Everything in the listing except the pictures should be written out exactly.

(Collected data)

** start **

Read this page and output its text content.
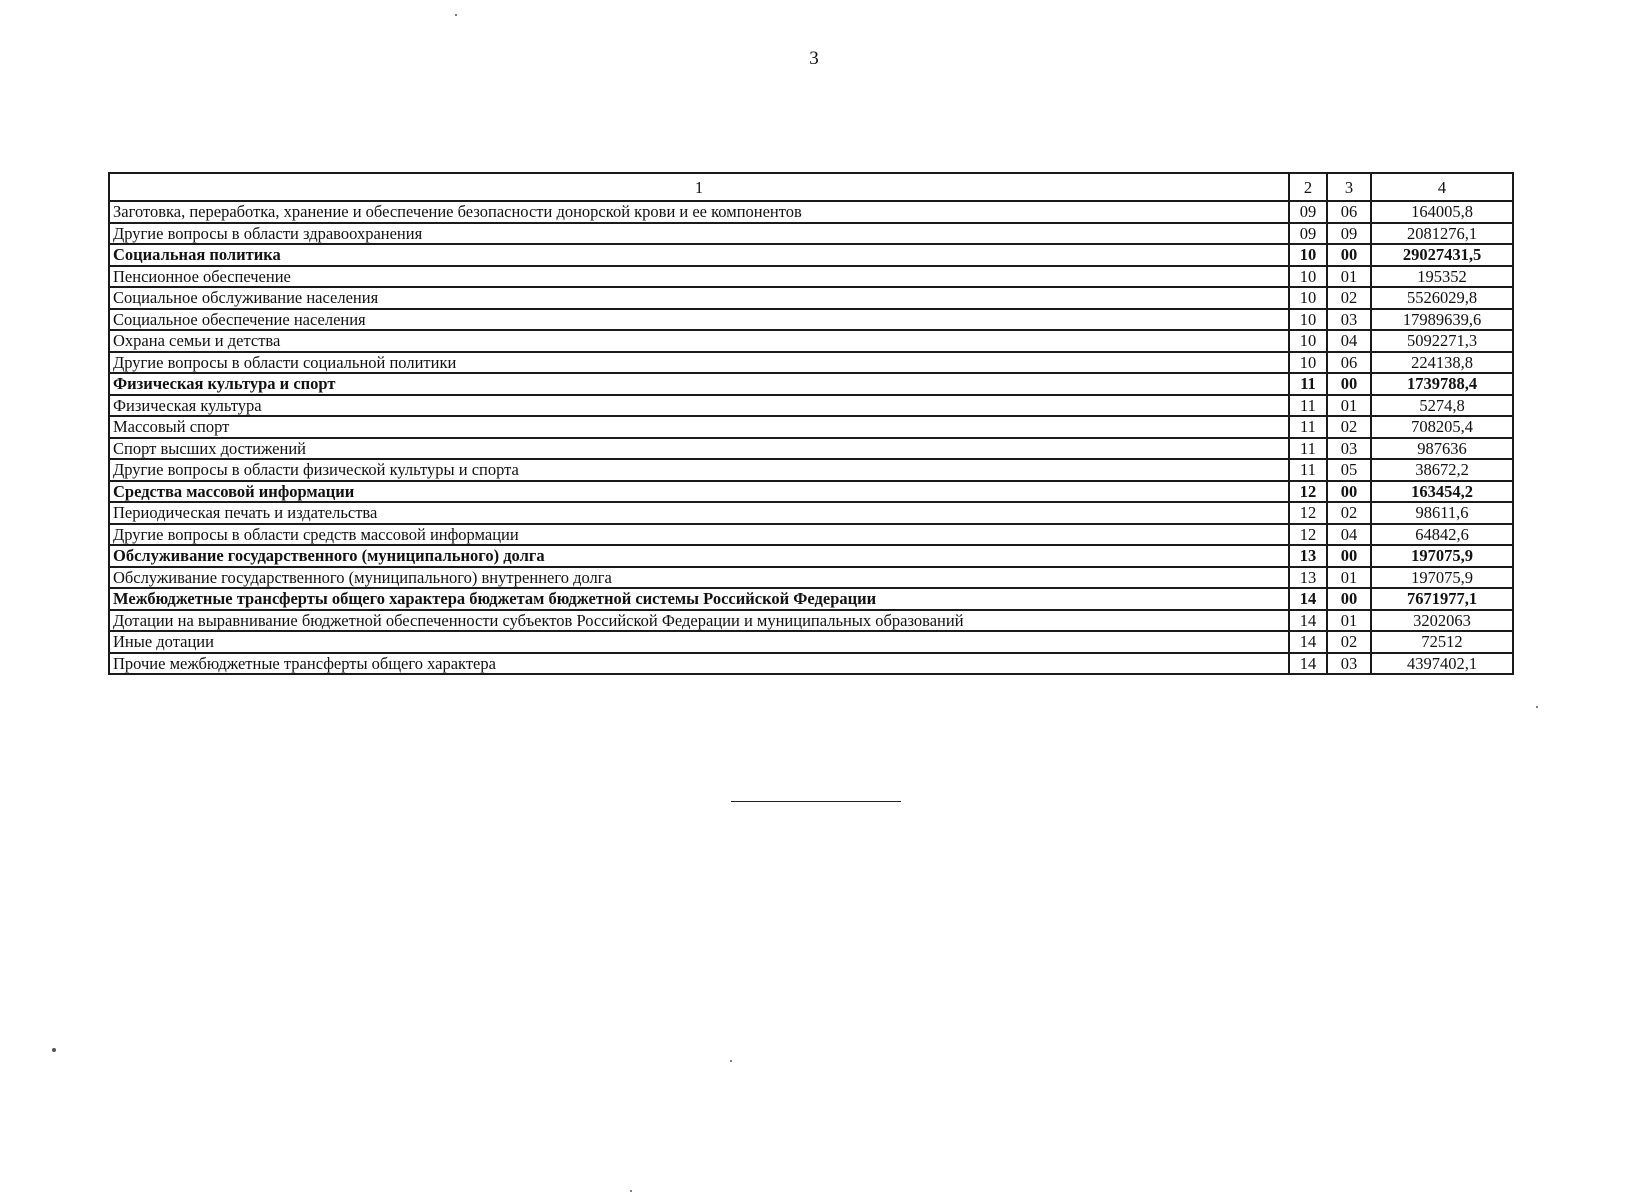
3
1	2	3	4
Заготовка, переработка, хранение и обеспечение безопасности донорской крови и ее компонентов	09	06	164005,8
Другие вопросы в области здравоохранения	09	09	2081276,1
Социальная политика	10	00	29027431,5
Пенсионное обеспечение	10	01	195352
Социальное обслуживание населения	10	02	5526029,8
Социальное обеспечение населения	10	03	17989639,6
Охрана семьи и детства	10	04	5092271,3
Другие вопросы в области социальной политики	10	06	224138,8
Физическая культура и спорт	11	00	1739788,4
Физическая культура	11	01	5274,8
Массовый спорт	11	02	708205,4
Спорт высших достижений	11	03	987636
Другие вопросы в области физической культуры и спорта	11	05	38672,2
Средства массовой информации	12	00	163454,2
Периодическая печать и издательства	12	02	98611,6
Другие вопросы в области средств массовой информации	12	04	64842,6
Обслуживание государственного (муниципального) долга	13	00	197075,9
Обслуживание государственного (муниципального) внутреннего долга	13	01	197075,9
Межбюджетные трансферты общего характера бюджетам бюджетной системы Российской Федерации	14	00	7671977,1
Дотации на выравнивание бюджетной обеспеченности субъектов Российской Федерации и муниципальных образований	14	01	3202063
Иные дотации	14	02	72512
Прочие межбюджетные трансферты общего характера	14	03	4397402,1
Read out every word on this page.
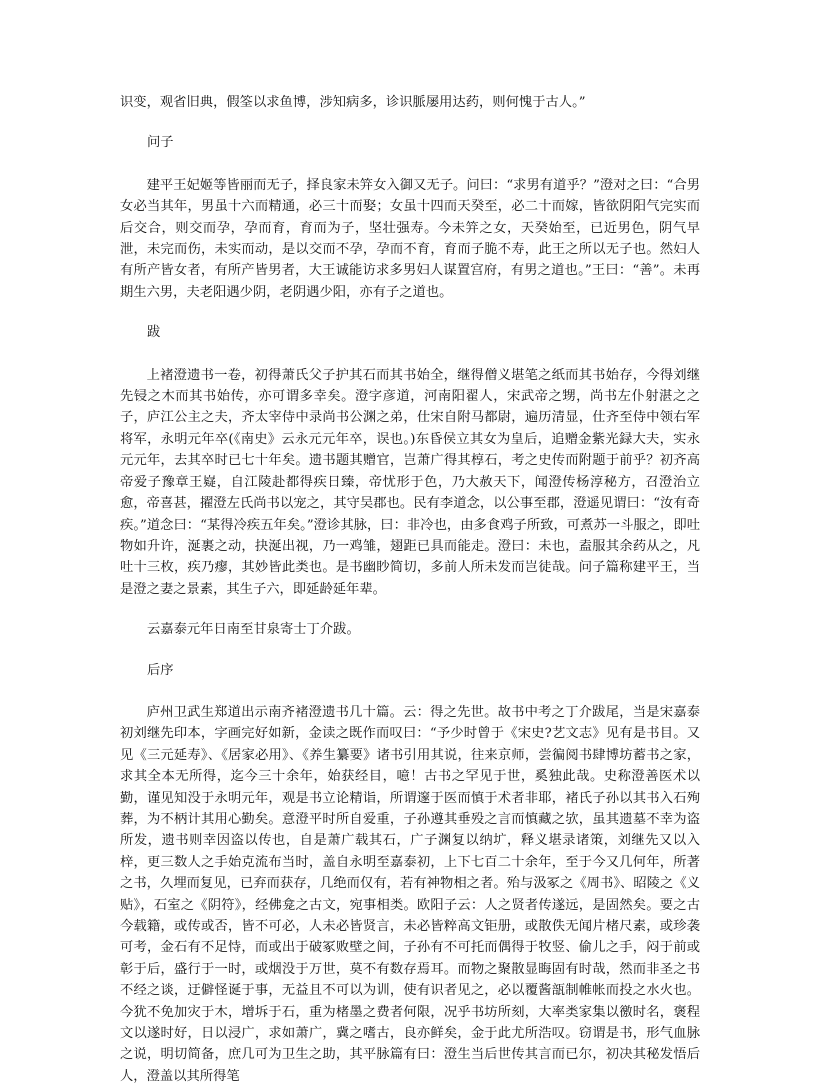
识变，观省旧典，假筌以求鱼博，涉知病多，诊识脈屡用达药，则何愧于古人。”

问子

建平王妃姬等皆丽而无子，择良家未笄女入御又无子。问曰：“求男有道乎？”澄对之曰：“合男女必当其年，男虽十六而精通，必三十而娶；女虽十四而天癸至，必二十而嫁，皆欲阴阳气完实而后交合，则交而孕，孕而育，育而为子，坚壮强寿。今未笄之女，天癸始至，已近男色，阴气早泄，未完而伤，未实而动，是以交而不孕，孕而不育，育而子脆不寿，此王之所以无子也。然妇人有所产皆女者，有所产皆男者，大王诚能访求多男妇人谋置宫府，有男之道也。”王曰：“善”。未再期生六男，夫老阳遇少阴，老阴遇少阳，亦有子之道也。

跋

上褚澄遗书一卷，初得萧氏父子护其石而其书始全，继得僧义堪笔之纸而其书始存，今得刘继先锓之木而其书始传，亦可谓多幸矣。澄字彦道，河南阳翟人，宋武帝之甥，尚书左仆射湛之之子，庐江公主之夫，齐太宰侍中录尚书公渊之弟，仕宋自附马都尉，遍历清显，仕齐至侍中领右军将军，永明元年卒(《南史》云永元元年卒，误也。)东昏侯立其女为皇后，追赠金紫光録大夫，实永元元年，去其卒时已七十年矣。遗书题其赠官，岂萧广得其椁石，考之史传而附题于前乎？初齐高帝爱子豫章王嶷，自江陵赴都得疾日臻，帝忧形于色，乃大赦天下，闻澄传杨淳秘方，召澄治立愈，帝喜甚，擢澄左氏尚书以宠之，其守吴郡也。民有李道念，以公事至郡，澄遥见谓曰：“汝有奇疾。”道念曰：“某得冷疾五年矣。”澄诊其脉，曰：非冷也，由多食鸡子所致，可煮苏一斗服之，即吐物如升许，涎裹之动，抉涎出视，乃一鸡雏，翅距已具而能走。澄曰：未也，盍服其余药从之，凡吐十三枚，疾乃瘳，其妙皆此类也。是书幽眇简切，多前人所未发而岂徒哉。问子篇称建平王，当是澄之妻之景素，其生子六，即延龄延年辈。

云嘉泰元年日南至甘泉寄士丁介跋。

后序

庐州卫武生郑道出示南齐褚澄遗书几十篇。云：得之先世。故书中考之丁介跋尾，当是宋嘉泰初刘继先印本，字画完好如新，金读之既作而叹曰：“予少时曾于《宋史?艺文志》见有是书目。又见《三元延寿》、《居家必用》、《养生纂要》诸书引用其说，往来京师，尝徧阅书肆博坊蓄书之家，求其全本无所得，迄今三十余年，始获经目，噫！古书之罕见于世，奚独此哉。史称澄善医术以勤，谨见知没于永明元年，观是书立论精诣，所谓邃于医而慎于术者非耶，褚氏子孙以其书入石殉葬，为不柄计其用心勤矣。意澄平时所自爱重，子孙遵其垂殁之言而慎藏之欤，虽其遗墓不幸为盗所发，遗书则幸因盗以传也，自是萧广载其石，广子渊复以纳圹，释义堪录诸策，刘继先又以入梓，更三数人之手始克流布当时，盖自永明至嘉泰初，上下七百二十余年，至于今又几何年，所著之书，久埋而复见，已弃而获存，几绝而仅有，若有神物相之者。殆与汲冢之《周书》、昭陵之《义贴》，石室之《阴符》，经佛龛之古文，宛事相类。欧阳子云：人之贤者传遂远，是固然矣。要之古今载籍，或传或否，皆不可必，人未必皆贤言，未必皆粹高文钜册，或散佚无闻片楮尺素，或珍袭可考，金石有不足恃，而或出于破冢败壁之间，子孙有不可托而偶得于牧竖、偷儿之手，闷于前或彰于后，盛行于一时，或烟没于万世，莫不有数存焉耳。而物之聚散显晦固有时哉，然而非圣之书不经之谈，迂僻怪诞于事，无益且不可以为训，使有识者见之，必以覆酱瓿制帷帐而投之水火也。今犹不免加灾于木，增坼于石，重为楮墨之费者何限，况乎书坊所刻，大率类家集以徼时名，褒程文以遂时好，日以浸广，求如萧广，冀之嗜古，良亦鲜矣，金于此尤所浩叹。窃谓是书，形气血脉之说，明切简备，庶几可为卫生之助，其平脉篇有曰：澄生当后世传其言而已尔，初决其秘发悟后人，澄盖以其所得笔
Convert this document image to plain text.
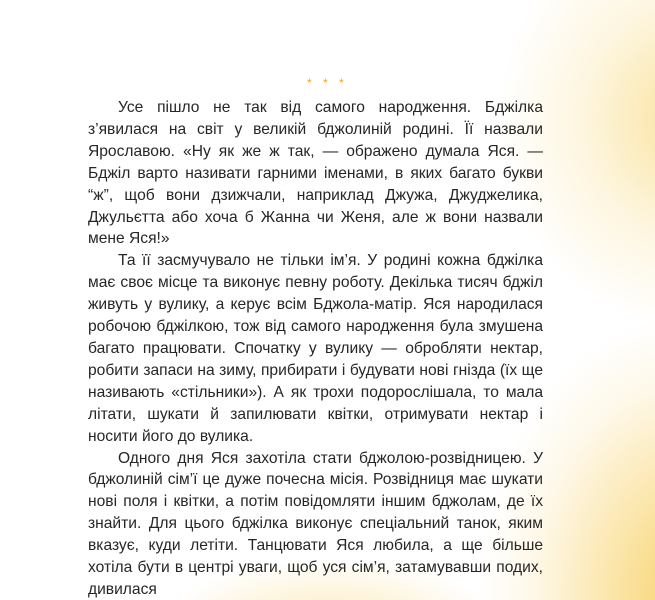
* * *

Усе пішло не так від самого народження. Бджілка з’явилася на світ у великій бджолиній родині. Її назвали Ярославою. «Ну як же ж так, — ображено думала Яся. — Бджіл варто називати гарними іменами, в яких багато букви “ж”, щоб вони дзижчали, наприклад Джужа, Джуджелика, Джульєтта або хоча б Жанна чи Женя, але ж вони назвали мене Яся!»

Та її засмучувало не тільки ім’я. У родині кожна бджілка має своє місце та виконує певну роботу. Декілька тисяч бджіл живуть у вулику, а керує всім Бджола-матір. Яся народилася робочою бджілкою, тож від самого народження була змушена багато працювати. Спочатку у вулику — обробляти нектар, робити запаси на зиму, прибирати і будувати нові гнізда (їх ще називають «стільники»). А як трохи подорослішала, то мала літати, шукати й запилювати квітки, отримувати нектар і носити його до вулика.

Одного дня Яся захотіла стати бджолою-розвідницею. У бджолиній сім’ї це дуже почесна місія. Розвідниця має шукати нові поля і квітки, а потім повідомляти іншим бджолам, де їх знайти. Для цього бджілка виконує спеціальний танок, яким вказує, куди летіти. Танцювати Яся любила, а ще більше хотіла бути в центрі уваги, щоб уся сім’я, затамувавши подих, дивилася
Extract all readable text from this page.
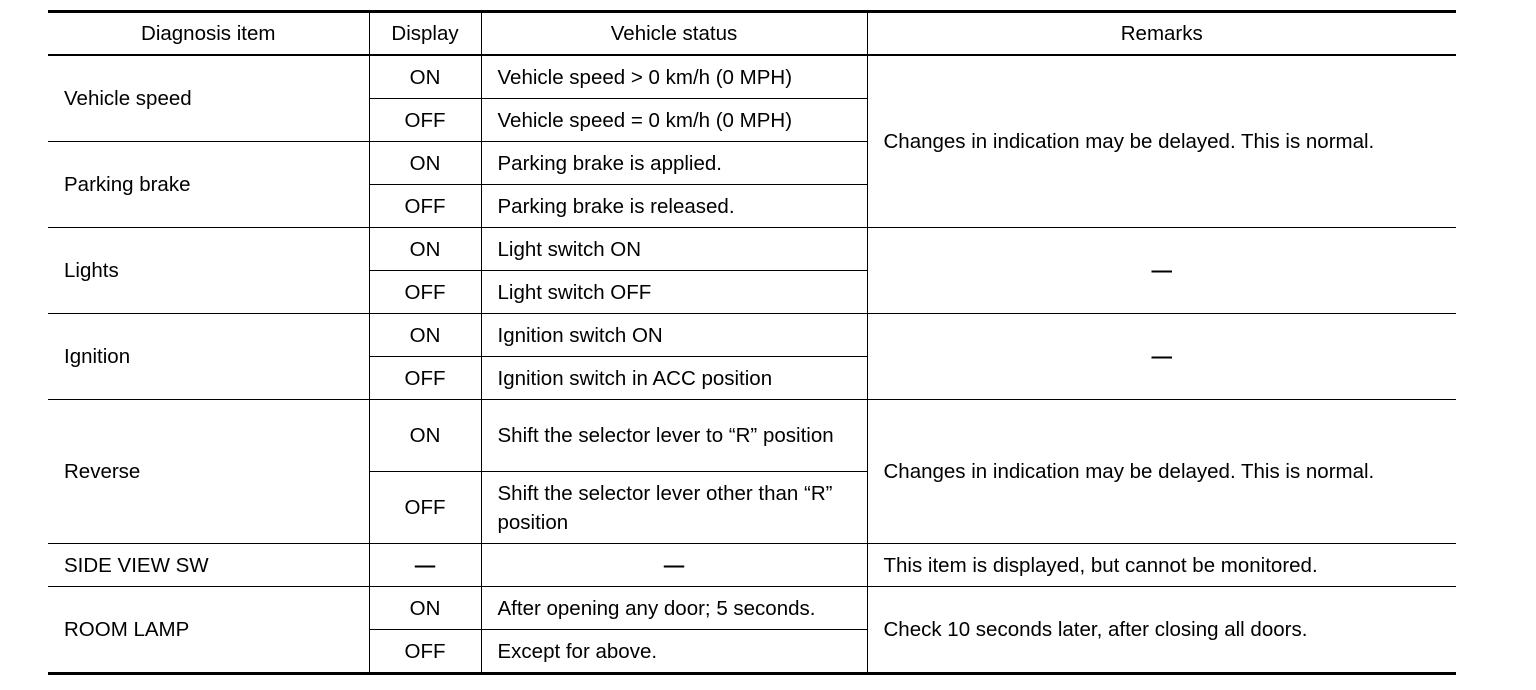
Diagnosis item	Display	Vehicle status	Remarks
Vehicle speed	ON	Vehicle speed > 0 km/h (0 MPH)	Changes in indication may be delayed. This is normal.
	OFF	Vehicle speed = 0 km/h (0 MPH)	
Parking brake	ON	Parking brake is applied.	
	OFF	Parking brake is released.	
Lights	ON	Light switch ON	—
	OFF	Light switch OFF	
Ignition	ON	Ignition switch ON	—
	OFF	Ignition switch in ACC position	
Reverse	ON	Shift the selector lever to “R” position	Changes in indication may be delayed. This is normal.
	OFF	Shift the selector lever other than “R” position	
SIDE VIEW SW	—	—	This item is displayed, but cannot be monitored.
ROOM LAMP	ON	After opening any door; 5 seconds.	Check 10 seconds later, after closing all doors.
	OFF	Except for above.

** end **

**RESULT**
Read this page and output its text content.
3
1	2	3	4
Заготовка, переработка, хранение и обеспечение безопасности донорской крови и ее компонентов	09	06	164005,8
Другие вопросы в области здравоохранения	09	09	2081276,1
Социальная политика	10	00	29027431,5
Пенсионное обеспечение	10	01	195352
Социальное обслуживание населения	10	02	5526029,8
Социальное обеспечение населения	10	03	17989639,6
Охрана семьи и детства	10	04	5092271,3
Другие вопросы в области социальной политики	10	06	224138,8
Физическая культура и спорт	11	00	1739788,4
Физическая культура	11	01	5274,8
Массовый спорт	11	02	708205,4
Спорт высших достижений	11	03	987636
Другие вопросы в области физической культуры и спорта	11	05	38672,2
Средства массовой информации	12	00	163454,2
Периодическая печать и издательства	12	02	98611,6
Другие вопросы в области средств массовой информации	12	04	64842,6
Обслуживание государственного (муниципального) долга	13	00	197075,9
Обслуживание государственного (муниципального) внутреннего долга	13	01	197075,9
Межбюджетные трансферты общего характера бюджетам бюджетной системы Российской Федерации	14	00	7671977,1
Дотации на выравнивание бюджетной обеспеченности субъектов Российской Федерации и муниципальных образований	14	01	3202063
Иные дотации	14	02	72512
Прочие межбюджетные трансферты общего характера	14	03	4397402,1
Read out every word on this page.
识变，观省旧典，假筌以求鱼博，涉知病多，诊识脈屡用达药，则何愧于古人。”

问子

建平王妃姬等皆丽而无子，择良家未笄女入御又无子。问曰：“求男有道乎？”澄对之曰：“合男女必当其年，男虽十六而精通，必三十而娶；女虽十四而天癸至，必二十而嫁，皆欲阴阳气完实而后交合，则交而孕，孕而育，育而为子，坚壮强寿。今未笄之女，天癸始至，已近男色，阴气早泄，未完而伤，未实而动，是以交而不孕，孕而不育，育而子脆不寿，此王之所以无子也。然妇人有所产皆女者，有所产皆男者，大王诚能访求多男妇人谋置宫府，有男之道也。”王曰：“善”。未再期生六男，夫老阳遇少阴，老阴遇少阳，亦有子之道也。

跋

上褚澄遗书一卷，初得萧氏父子护其石而其书始全，继得僧义堪笔之纸而其书始存，今得刘继先锓之木而其书始传，亦可谓多幸矣。澄字彦道，河南阳翟人，宋武帝之甥，尚书左仆射湛之之子，庐江公主之夫，齐太宰侍中录尚书公渊之弟，仕宋自附马都尉，遍历清显，仕齐至侍中领右军将军，永明元年卒(《南史》云永元元年卒，误也。)东昏侯立其女为皇后，追赠金紫光録大夫，实永元元年，去其卒时已七十年矣。遗书题其赠官，岂萧广得其椁石，考之史传而附题于前乎？初齐高帝爱子豫章王嶷，自江陵赴都得疾日臻，帝忧形于色，乃大赦天下，闻澄传杨淳秘方，召澄治立愈，帝喜甚，擢澄左氏尚书以宠之，其守吴郡也。民有李道念，以公事至郡，澄遥见谓曰：“汝有奇疾。”道念曰：“某得冷疾五年矣。”澄诊其脉，曰：非冷也，由多食鸡子所致，可煮苏一斗服之，即吐物如升许，涎裹之动，抉涎出视，乃一鸡雏，翅距已具而能走。澄曰：未也，盍服其余药从之，凡吐十三枚，疾乃瘳，其妙皆此类也。是书幽眇简切，多前人所未发而岂徒哉。问子篇称建平王，当是澄之妻之景素，其生子六，即延龄延年辈。

云嘉泰元年日南至甘泉寄士丁介跋。

后序

庐州卫武生郑道出示南齐褚澄遗书几十篇。云：得之先世。故书中考之丁介跋尾，当是宋嘉泰初刘继先印本，字画完好如新，金读之既作而叹曰：“予少时曾于《宋史?艺文志》见有是书目。又见《三元延寿》、《居家必用》、《养生纂要》诸书引用其说，往来京师，尝徧阅书肆博坊蓄书之家，求其全本无所得，迄今三十余年，始获经目，噫！古书之罕见于世，奚独此哉。史称澄善医术以勤，谨见知没于永明元年，观是书立论精诣，所谓邃于医而慎于术者非耶，褚氏子孙以其书入石殉葬，为不柄计其用心勤矣。意澄平时所自爱重，子孙遵其垂殁之言而慎藏之欤，虽其遗墓不幸为盗所发，遗书则幸因盗以传也，自是萧广载其石，广子渊复以纳圹，释义堪录诸策，刘继先又以入梓，更三数人之手始克流布当时，盖自永明至嘉泰初，上下七百二十余年，至于今又几何年，所著之书，久埋而复见，已弃而获存，几绝而仅有，若有神物相之者。殆与汲冢之《周书》、昭陵之《义贴》，石室之《阴符》，经佛龛之古文，宛事相类。欧阳子云：人之贤者传遂远，是固然矣。要之古今载籍，或传或否，皆不可必，人未必皆贤言，未必皆粹高文钜册，或散佚无闻片楮尺素，或珍袭可考，金石有不足恃，而或出于破冢败壁之间，子孙有不可托而偶得于牧竖、偷儿之手，闷于前或彰于后，盛行于一时，或烟没于万世，莫不有数存焉耳。而物之聚散显晦固有时哉，然而非圣之书不经之谈，迂僻怪诞于事，无益且不可以为训，使有识者见之，必以覆酱瓿制帷帐而投之水火也。今犹不免加灾于木，增坼于石，重为楮墨之费者何限，况乎书坊所刻，大率类家集以徼时名，褒程文以遂时好，日以浸广，求如萧广，冀之嗜古，良亦鲜矣，金于此尤所浩叹。窃谓是书，形气血脉之说，明切简备，庶几可为卫生之助，其平脉篇有曰：澄生当后世传其言而已尔，初决其秘发悟后人，澄盖以其所得笔
Convert this document image to plain text.
* * *

Усе пішло не так від самого народження. Бджілка з’явилася на світ у великій бджолиній родині. Її назвали Ярославою. «Ну як же ж так, — ображено думала Яся. — Бджіл варто називати гарними іменами, в яких багато букви “ж”, щоб вони дзижчали, наприклад Джужа, Джуджелика, Джульєтта або хоча б Жанна чи Женя, але ж вони назвали мене Яся!»

Та її засмучувало не тільки ім’я. У родині кожна бджілка має своє місце та виконує певну роботу. Декілька тисяч бджіл живуть у вулику, а керує всім Бджола-матір. Яся народилася робочою бджілкою, тож від самого народження була змушена багато працювати. Спочатку у вулику — обробляти нектар, робити запаси на зиму, прибирати і будувати нові гнізда (їх ще називають «стільники»). А як трохи подорослішала, то мала літати, шукати й запилювати квітки, отримувати нектар і носити його до вулика.

Одного дня Яся захотіла стати бджолою-розвідницею. У бджолиній сім’ї це дуже почесна місія. Розвідниця має шукати нові поля і квітки, а потім повідомляти іншим бджолам, де їх знайти. Для цього бджілка виконує спеціальний танок, яким вказує, куди летіти. Танцювати Яся любила, а ще більше хотіла бути в центрі уваги, щоб уся сім’я, затамувавши подих, дивилася
Extract all readable text from this page.
Diagnosis item	Display	Vehicle status	Remarks
Vehicle speed	ON	Vehicle speed > 0 km/h (0 MPH)	Changes in indication may be delayed. This is normal.
	OFF	Vehicle speed = 0 km/h (0 MPH)	
Parking brake	ON	Parking brake is applied.	
	OFF	Parking brake is released.	
Lights	ON	Light switch ON	—
	OFF	Light switch OFF	
Ignition	ON	Ignition switch ON	—
	OFF	Ignition switch in ACC position	
Reverse	ON	Shift the selector lever to “R” position	Changes in indication may be delayed. This is normal.
	OFF	Shift the selector lever other than “R” position	
SIDE VIEW SW	—	—	This item is displayed, but cannot be monitored.
ROOM LAMP	ON	After opening any door; 5 seconds.	Check 10 seconds later, after closing all doors.
	OFF	Except for above.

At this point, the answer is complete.